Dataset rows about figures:
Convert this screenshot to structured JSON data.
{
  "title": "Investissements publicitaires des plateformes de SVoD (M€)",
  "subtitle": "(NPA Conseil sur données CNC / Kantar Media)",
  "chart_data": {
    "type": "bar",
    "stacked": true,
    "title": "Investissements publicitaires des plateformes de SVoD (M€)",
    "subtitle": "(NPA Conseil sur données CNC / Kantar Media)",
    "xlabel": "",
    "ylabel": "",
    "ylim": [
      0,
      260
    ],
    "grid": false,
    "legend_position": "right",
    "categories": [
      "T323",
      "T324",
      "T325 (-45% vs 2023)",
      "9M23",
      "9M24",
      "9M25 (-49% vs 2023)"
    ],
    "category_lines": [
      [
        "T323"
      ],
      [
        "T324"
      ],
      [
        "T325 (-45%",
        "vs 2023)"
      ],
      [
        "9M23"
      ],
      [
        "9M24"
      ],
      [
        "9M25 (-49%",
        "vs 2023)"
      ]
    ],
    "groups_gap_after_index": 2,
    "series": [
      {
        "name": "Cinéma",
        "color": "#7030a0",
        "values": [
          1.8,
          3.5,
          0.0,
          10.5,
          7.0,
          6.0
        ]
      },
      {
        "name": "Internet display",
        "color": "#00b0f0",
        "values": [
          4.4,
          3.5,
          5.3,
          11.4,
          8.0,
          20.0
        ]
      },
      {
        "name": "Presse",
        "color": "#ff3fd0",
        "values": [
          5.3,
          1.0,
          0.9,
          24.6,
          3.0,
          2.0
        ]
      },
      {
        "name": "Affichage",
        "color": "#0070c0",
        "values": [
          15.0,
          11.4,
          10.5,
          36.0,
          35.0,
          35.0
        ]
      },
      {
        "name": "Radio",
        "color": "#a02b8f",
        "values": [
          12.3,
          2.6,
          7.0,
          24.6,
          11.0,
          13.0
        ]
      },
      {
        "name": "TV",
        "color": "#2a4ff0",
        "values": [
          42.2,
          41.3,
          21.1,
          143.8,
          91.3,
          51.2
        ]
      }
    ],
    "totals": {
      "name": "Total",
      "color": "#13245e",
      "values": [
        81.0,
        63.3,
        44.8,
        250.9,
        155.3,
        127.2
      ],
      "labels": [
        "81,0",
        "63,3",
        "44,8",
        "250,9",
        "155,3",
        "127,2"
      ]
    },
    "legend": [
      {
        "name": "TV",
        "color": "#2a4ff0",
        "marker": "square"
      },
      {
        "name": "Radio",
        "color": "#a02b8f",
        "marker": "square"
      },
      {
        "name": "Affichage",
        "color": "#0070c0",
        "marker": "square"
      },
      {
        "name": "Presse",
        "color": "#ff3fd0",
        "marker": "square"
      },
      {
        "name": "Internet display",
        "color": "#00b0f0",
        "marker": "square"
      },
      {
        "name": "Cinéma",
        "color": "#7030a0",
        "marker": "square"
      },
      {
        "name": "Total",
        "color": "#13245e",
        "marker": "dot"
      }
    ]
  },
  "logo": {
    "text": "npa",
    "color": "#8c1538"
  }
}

Problem details:
Write out every line of the material again, exactly as it reads.

Task solution:
Convert this screenshot to structured JSON data.
{
  "title": "Investissements publicitaires des plateformes de SVoD (M€)",
  "subtitle": "(NPA Conseil sur données CNC / Kantar Media)",
  "chart_data": {
    "type": "bar",
    "stacked": true,
    "title": "Investissements publicitaires des plateformes de SVoD (M€)",
    "subtitle": "(NPA Conseil sur données CNC / Kantar Media)",
    "xlabel": "",
    "ylabel": "",
    "ylim": [
      0,
      260
    ],
    "grid": false,
    "legend_position": "right",
    "categories": [
      "T323",
      "T324",
      "T325 (-45% vs 2023)",
      "9M23",
      "9M24",
      "9M25 (-49% vs 2023)"
    ],
    "category_lines": [
      [
        "T323"
      ],
      [
        "T324"
      ],
      [
        "T325 (-45%",
        "vs 2023)"
      ],
      [
        "9M23"
      ],
      [
        "9M24"
      ],
      [
        "9M25 (-49%",
        "vs 2023)"
      ]
    ],
    "groups_gap_after_index": 2,
    "series": [
      {
        "name": "Cinéma",
        "color": "#7030a0",
        "values": [
          1.8,
          3.5,
          0.0,
          10.5,
          7.0,
          6.0
        ]
      },
      {
        "name": "Internet display",
        "color": "#00b0f0",
        "values": [
          4.4,
          3.5,
          5.3,
          11.4,
          8.0,
          20.0
        ]
      },
      {
        "name": "Presse",
        "color": "#ff3fd0",
        "values": [
          5.3,
          1.0,
          0.9,
          24.6,
          3.0,
          2.0
        ]
      },
      {
        "name": "Affichage",
        "color": "#0070c0",
        "values": [
          15.0,
          11.4,
          10.5,
          36.0,
          35.0,
          35.0
        ]
      },
      {
        "name": "Radio",
        "color": "#a02b8f",
        "values": [
          12.3,
          2.6,
          7.0,
          24.6,
          11.0,
          13.0
        ]
      },
      {
        "name": "TV",
        "color": "#2a4ff0",
        "values": [
          42.2,
          41.3,
          21.1,
          143.8,
          91.3,
          51.2
        ]
      }
    ],
    "totals": {
      "name": "Total",
      "color": "#13245e",
      "values": [
        81.0,
        63.3,
        44.8,
        250.9,
        155.3,
        127.2
      ],
      "labels": [
        "81,0",
        "63,3",
        "44,8",
        "250,9",
        "155,3",
        "127,2"
      ]
    },
    "legend": [
      {
        "name": "TV",
        "color": "#2a4ff0",
        "marker": "square"
      },
      {
        "name": "Radio",
        "color": "#a02b8f",
        "marker": "square"
      },
      {
        "name": "Affichage",
        "color": "#0070c0",
        "marker": "square"
      },
      {
        "name": "Presse",
        "color": "#ff3fd0",
        "marker": "square"
      },
      {
        "name": "Internet display",
        "color": "#00b0f0",
        "marker": "square"
      },
      {
        "name": "Cinéma",
        "color": "#7030a0",
        "marker": "square"
      },
      {
        "name": "Total",
        "color": "#13245e",
        "marker": "dot"
      }
    ]
  },
  "logo": {
    "text": "npa",
    "color": "#8c1538"
  }
}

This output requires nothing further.